§ **Aim of the task**
Copy out the whole listing exactly as written, leaving the pictures behind.

Recorded data:
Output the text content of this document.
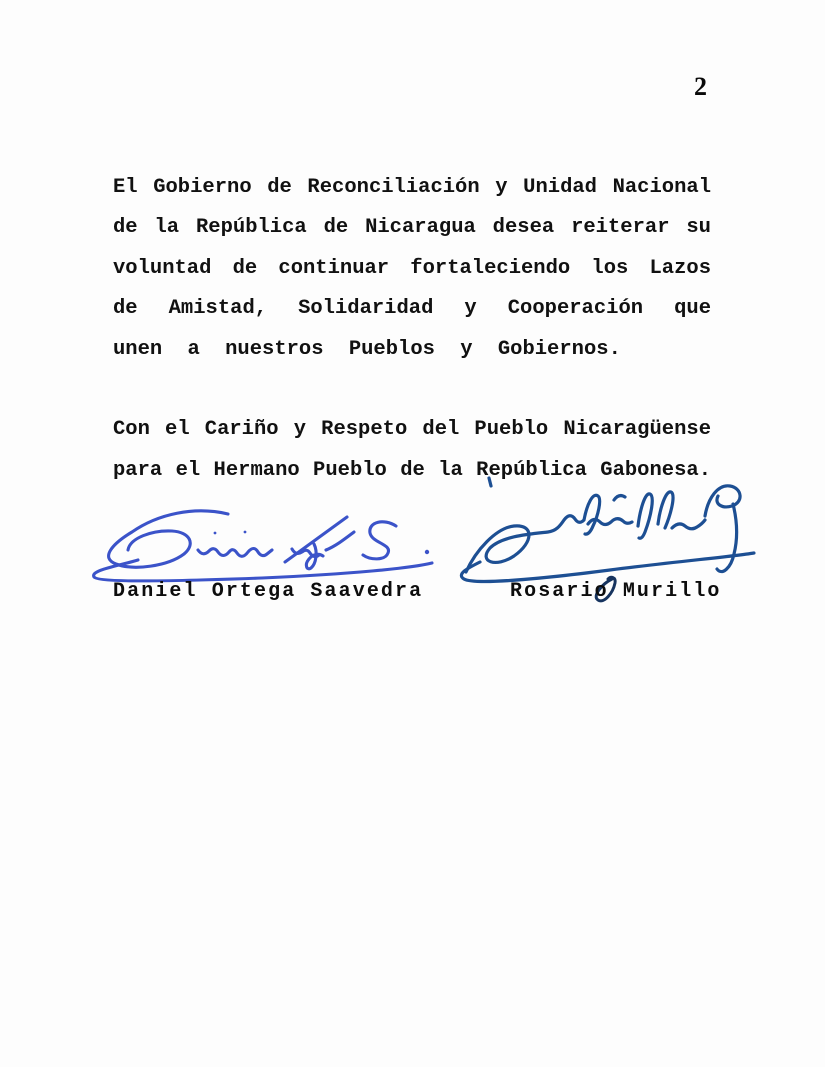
2
El Gobierno de Reconciliación y Unidad Nacional
de la República de Nicaragua desea reiterar su
voluntad de continuar fortaleciendo los Lazos
de Amistad, Solidaridad y Cooperación que
unen a nuestros Pueblos y Gobiernos.
Con el Cariño y Respeto del Pueblo Nicaragüense
para el Hermano Pueblo de la República Gabonesa.
Daniel Ortega Saavedra	Rosario Murillo
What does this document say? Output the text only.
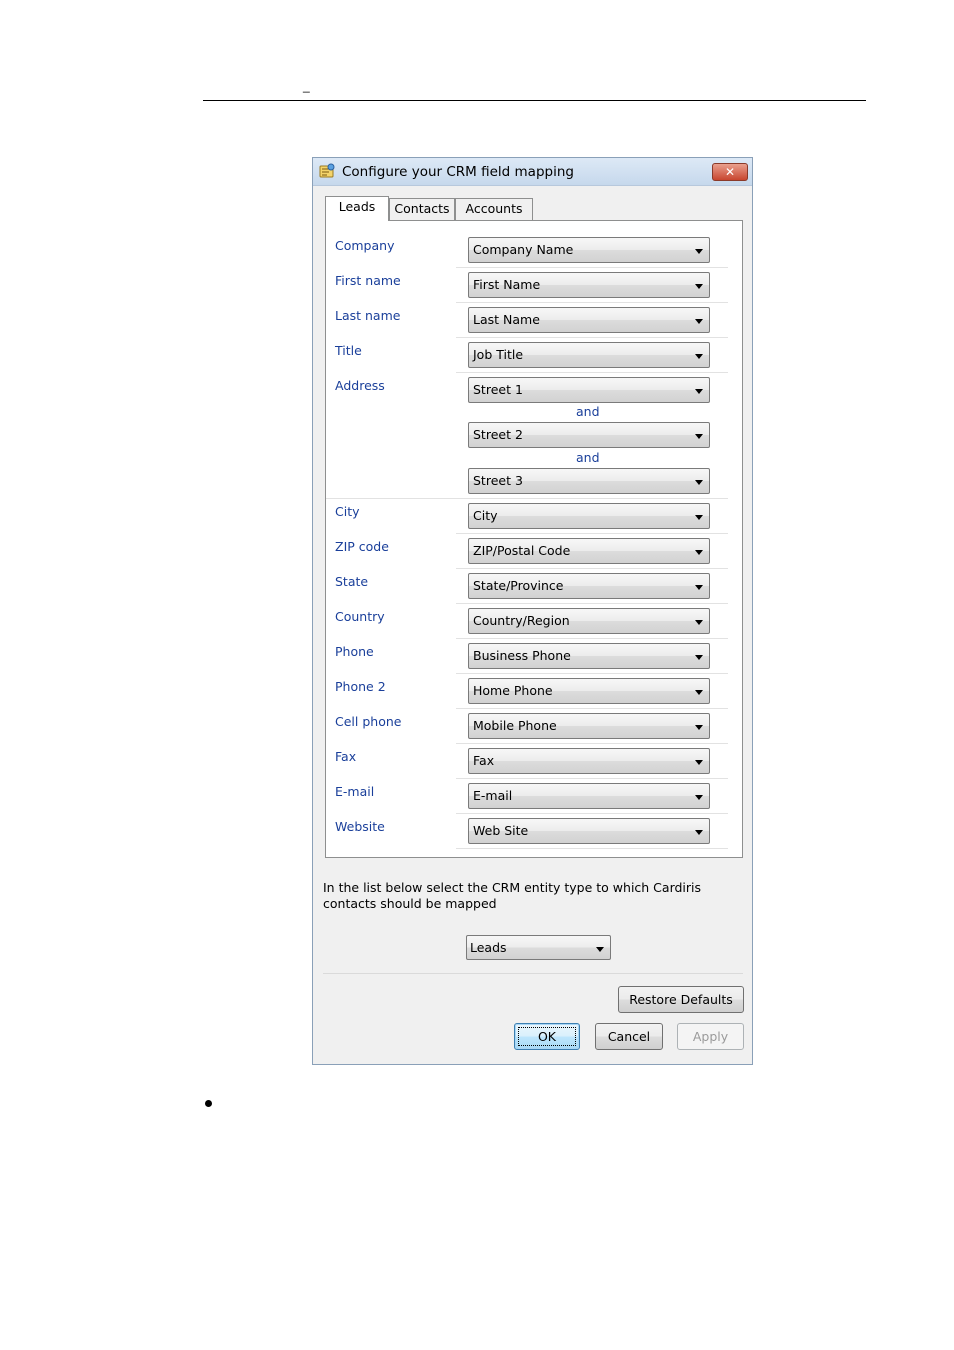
_
Configure your CRM field mapping	✕
Leads	Contacts	Accounts
Company	Company Name
First name	First Name
Last name	Last Name
Title	Job Title
Address	Street 1
and
Street 2
and
Street 3
City	City
ZIP code	ZIP/Postal Code
State	State/Province
Country	Country/Region
Phone	Business Phone
Phone 2	Home Phone
Cell phone	Mobile Phone
Fax	Fax
E-mail	E-mail
Website	Web Site
In the list below select the CRM entity type to which Cardiris contacts should be mapped
Leads
Restore Defaults
OK	Cancel	Apply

§ **Full answer**
Output the text content of this document.
2
El Gobierno de Reconciliación y Unidad Nacional
de la República de Nicaragua desea reiterar su
voluntad de continuar fortaleciendo los Lazos
de Amistad, Solidaridad y Cooperación que
unen a nuestros Pueblos y Gobiernos.
Con el Cariño y Respeto del Pueblo Nicaragüense
para el Hermano Pueblo de la República Gabonesa.
Daniel Ortega Saavedra	Rosario Murillo
What does this document say? Output the text only.
_
Configure your CRM field mapping	✕
Leads	Contacts	Accounts
Company	Company Name
First name	First Name
Last name	Last Name
Title	Job Title
Address	Street 1
and
Street 2
and
Street 3
City	City
ZIP code	ZIP/Postal Code
State	State/Province
Country	Country/Region
Phone	Business Phone
Phone 2	Home Phone
Cell phone	Mobile Phone
Fax	Fax
E-mail	E-mail
Website	Web Site
In the list below select the CRM entity type to which Cardiris contacts should be mapped
Leads
Restore Defaults
OK	Cancel	Apply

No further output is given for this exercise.